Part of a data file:
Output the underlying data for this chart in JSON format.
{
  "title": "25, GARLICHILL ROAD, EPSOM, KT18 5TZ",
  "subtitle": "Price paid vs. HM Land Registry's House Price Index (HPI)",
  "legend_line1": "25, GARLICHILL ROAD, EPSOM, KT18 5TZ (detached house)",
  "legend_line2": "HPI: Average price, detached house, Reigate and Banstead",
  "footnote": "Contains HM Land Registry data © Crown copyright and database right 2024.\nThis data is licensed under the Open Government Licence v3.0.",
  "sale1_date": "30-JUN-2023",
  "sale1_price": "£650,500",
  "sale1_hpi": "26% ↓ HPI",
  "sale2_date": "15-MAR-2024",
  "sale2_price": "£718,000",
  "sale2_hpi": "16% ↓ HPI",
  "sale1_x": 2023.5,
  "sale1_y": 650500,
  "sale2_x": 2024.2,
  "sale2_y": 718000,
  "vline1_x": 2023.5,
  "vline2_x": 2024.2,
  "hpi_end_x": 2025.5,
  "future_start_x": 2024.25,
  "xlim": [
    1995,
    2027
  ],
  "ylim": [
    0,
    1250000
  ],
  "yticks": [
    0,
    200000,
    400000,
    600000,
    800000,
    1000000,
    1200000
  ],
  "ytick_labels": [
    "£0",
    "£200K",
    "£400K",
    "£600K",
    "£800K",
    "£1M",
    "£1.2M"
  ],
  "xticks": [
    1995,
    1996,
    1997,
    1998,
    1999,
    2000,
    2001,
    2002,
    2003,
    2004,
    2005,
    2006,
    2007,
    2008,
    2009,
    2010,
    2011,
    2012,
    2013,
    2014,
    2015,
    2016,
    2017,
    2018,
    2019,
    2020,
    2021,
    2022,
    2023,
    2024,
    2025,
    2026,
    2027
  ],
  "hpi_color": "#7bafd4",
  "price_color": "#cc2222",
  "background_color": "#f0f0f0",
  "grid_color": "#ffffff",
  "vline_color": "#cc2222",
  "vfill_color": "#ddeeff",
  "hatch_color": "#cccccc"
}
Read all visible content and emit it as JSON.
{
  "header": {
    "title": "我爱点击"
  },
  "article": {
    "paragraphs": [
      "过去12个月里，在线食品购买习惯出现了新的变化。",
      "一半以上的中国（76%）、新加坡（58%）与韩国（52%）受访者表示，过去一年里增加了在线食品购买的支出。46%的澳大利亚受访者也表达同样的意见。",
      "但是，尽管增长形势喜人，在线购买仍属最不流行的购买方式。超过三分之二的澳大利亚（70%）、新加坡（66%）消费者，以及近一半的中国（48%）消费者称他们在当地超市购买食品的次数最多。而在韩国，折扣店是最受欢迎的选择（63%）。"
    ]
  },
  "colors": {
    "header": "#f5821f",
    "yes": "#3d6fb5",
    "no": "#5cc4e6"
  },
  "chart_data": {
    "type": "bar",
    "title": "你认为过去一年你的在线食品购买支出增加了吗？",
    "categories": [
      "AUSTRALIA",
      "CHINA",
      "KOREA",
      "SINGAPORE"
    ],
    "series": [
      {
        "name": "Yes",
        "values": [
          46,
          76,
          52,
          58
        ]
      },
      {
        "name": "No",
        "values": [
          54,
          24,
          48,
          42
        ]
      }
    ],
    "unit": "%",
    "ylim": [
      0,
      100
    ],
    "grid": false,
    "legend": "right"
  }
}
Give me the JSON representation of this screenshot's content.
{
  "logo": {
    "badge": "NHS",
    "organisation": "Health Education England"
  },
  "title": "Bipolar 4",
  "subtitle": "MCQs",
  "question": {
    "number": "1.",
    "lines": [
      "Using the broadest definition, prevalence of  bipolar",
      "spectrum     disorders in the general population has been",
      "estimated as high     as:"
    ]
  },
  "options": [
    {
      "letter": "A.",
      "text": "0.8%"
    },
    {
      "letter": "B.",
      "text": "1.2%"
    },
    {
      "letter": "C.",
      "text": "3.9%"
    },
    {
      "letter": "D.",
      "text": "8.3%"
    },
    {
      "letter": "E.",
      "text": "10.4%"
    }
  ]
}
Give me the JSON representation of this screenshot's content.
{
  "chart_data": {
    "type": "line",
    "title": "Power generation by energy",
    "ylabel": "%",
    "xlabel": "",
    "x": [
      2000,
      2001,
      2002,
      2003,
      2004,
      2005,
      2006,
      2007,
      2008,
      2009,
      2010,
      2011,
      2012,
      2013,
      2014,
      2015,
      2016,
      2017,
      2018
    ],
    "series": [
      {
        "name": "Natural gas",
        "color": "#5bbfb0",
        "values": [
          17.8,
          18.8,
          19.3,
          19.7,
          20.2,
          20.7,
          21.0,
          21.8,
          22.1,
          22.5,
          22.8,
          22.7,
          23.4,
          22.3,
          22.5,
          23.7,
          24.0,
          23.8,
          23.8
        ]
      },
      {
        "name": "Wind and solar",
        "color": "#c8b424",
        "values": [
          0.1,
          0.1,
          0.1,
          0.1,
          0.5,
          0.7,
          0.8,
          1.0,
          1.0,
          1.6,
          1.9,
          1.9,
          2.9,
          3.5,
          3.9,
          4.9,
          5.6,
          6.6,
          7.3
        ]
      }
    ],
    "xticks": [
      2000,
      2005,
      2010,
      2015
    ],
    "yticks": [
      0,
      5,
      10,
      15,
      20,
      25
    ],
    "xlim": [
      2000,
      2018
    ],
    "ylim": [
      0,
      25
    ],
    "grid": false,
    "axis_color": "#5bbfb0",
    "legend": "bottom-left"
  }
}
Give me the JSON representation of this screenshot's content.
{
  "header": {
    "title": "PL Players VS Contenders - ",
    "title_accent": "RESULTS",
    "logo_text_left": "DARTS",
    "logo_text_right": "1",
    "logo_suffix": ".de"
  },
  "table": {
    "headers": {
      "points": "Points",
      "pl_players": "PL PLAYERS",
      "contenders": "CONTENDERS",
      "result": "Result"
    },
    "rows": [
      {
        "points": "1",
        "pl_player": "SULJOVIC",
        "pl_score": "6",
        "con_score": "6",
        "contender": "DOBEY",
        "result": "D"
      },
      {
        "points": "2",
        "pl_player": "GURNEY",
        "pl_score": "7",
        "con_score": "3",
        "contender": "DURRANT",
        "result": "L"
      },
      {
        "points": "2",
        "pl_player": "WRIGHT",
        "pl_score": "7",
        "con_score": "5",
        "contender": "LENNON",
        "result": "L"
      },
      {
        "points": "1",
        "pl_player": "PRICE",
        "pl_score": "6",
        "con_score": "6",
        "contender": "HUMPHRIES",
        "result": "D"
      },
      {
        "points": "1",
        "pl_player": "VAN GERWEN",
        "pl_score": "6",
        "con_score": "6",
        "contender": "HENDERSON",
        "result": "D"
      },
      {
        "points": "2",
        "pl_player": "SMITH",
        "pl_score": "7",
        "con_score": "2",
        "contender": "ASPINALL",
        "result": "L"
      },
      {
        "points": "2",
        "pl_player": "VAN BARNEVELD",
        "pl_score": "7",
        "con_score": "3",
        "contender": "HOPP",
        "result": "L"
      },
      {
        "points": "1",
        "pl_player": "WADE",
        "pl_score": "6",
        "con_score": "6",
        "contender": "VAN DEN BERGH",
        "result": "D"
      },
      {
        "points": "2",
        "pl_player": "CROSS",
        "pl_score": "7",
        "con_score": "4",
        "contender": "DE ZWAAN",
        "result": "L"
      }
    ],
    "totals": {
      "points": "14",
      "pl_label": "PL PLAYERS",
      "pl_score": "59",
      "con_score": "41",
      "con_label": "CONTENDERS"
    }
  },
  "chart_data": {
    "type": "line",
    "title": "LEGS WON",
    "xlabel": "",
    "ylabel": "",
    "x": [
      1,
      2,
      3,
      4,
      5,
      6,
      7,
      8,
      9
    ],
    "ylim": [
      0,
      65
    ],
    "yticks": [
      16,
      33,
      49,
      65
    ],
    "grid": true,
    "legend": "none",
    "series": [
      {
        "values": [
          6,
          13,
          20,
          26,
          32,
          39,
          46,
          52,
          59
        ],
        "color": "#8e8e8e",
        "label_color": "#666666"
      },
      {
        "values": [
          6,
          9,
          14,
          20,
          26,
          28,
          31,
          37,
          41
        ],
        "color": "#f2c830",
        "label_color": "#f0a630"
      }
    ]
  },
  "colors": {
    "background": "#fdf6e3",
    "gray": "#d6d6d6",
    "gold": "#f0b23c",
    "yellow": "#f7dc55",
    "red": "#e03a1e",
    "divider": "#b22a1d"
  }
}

_TASK PROMPT_
Go through the records and pull out each line that includes the word "Registry".

_RESULT OF THIS TASK_
  "subtitle": "Price paid vs. HM Land Registry's House Price Index (HPI)",
  "footnote": "Contains HM Land Registry data © Crown copyright and database right 2024.\nThis data is licensed under the Open Government Licence v3.0.",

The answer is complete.